Records to process >>
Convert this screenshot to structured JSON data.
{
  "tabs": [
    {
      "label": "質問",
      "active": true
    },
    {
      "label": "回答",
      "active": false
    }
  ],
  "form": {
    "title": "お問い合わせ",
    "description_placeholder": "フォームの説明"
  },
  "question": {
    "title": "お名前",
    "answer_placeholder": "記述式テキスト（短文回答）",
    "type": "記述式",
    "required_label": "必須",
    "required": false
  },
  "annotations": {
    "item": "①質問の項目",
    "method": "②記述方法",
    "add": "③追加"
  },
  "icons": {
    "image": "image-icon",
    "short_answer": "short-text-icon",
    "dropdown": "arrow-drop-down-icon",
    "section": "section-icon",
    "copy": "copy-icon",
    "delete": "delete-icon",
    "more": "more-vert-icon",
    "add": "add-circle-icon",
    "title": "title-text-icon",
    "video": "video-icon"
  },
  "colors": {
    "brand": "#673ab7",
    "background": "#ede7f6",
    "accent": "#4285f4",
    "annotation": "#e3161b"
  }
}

Work to do >> Copy the records above exactly as they appear.

Output below >>
Convert this screenshot to structured JSON data.
{
  "tabs": [
    {
      "label": "質問",
      "active": true
    },
    {
      "label": "回答",
      "active": false
    }
  ],
  "form": {
    "title": "お問い合わせ",
    "description_placeholder": "フォームの説明"
  },
  "question": {
    "title": "お名前",
    "answer_placeholder": "記述式テキスト（短文回答）",
    "type": "記述式",
    "required_label": "必須",
    "required": false
  },
  "annotations": {
    "item": "①質問の項目",
    "method": "②記述方法",
    "add": "③追加"
  },
  "icons": {
    "image": "image-icon",
    "short_answer": "short-text-icon",
    "dropdown": "arrow-drop-down-icon",
    "section": "section-icon",
    "copy": "copy-icon",
    "delete": "delete-icon",
    "more": "more-vert-icon",
    "add": "add-circle-icon",
    "title": "title-text-icon",
    "video": "video-icon"
  },
  "colors": {
    "brand": "#673ab7",
    "background": "#ede7f6",
    "accent": "#4285f4",
    "annotation": "#e3161b"
  }
}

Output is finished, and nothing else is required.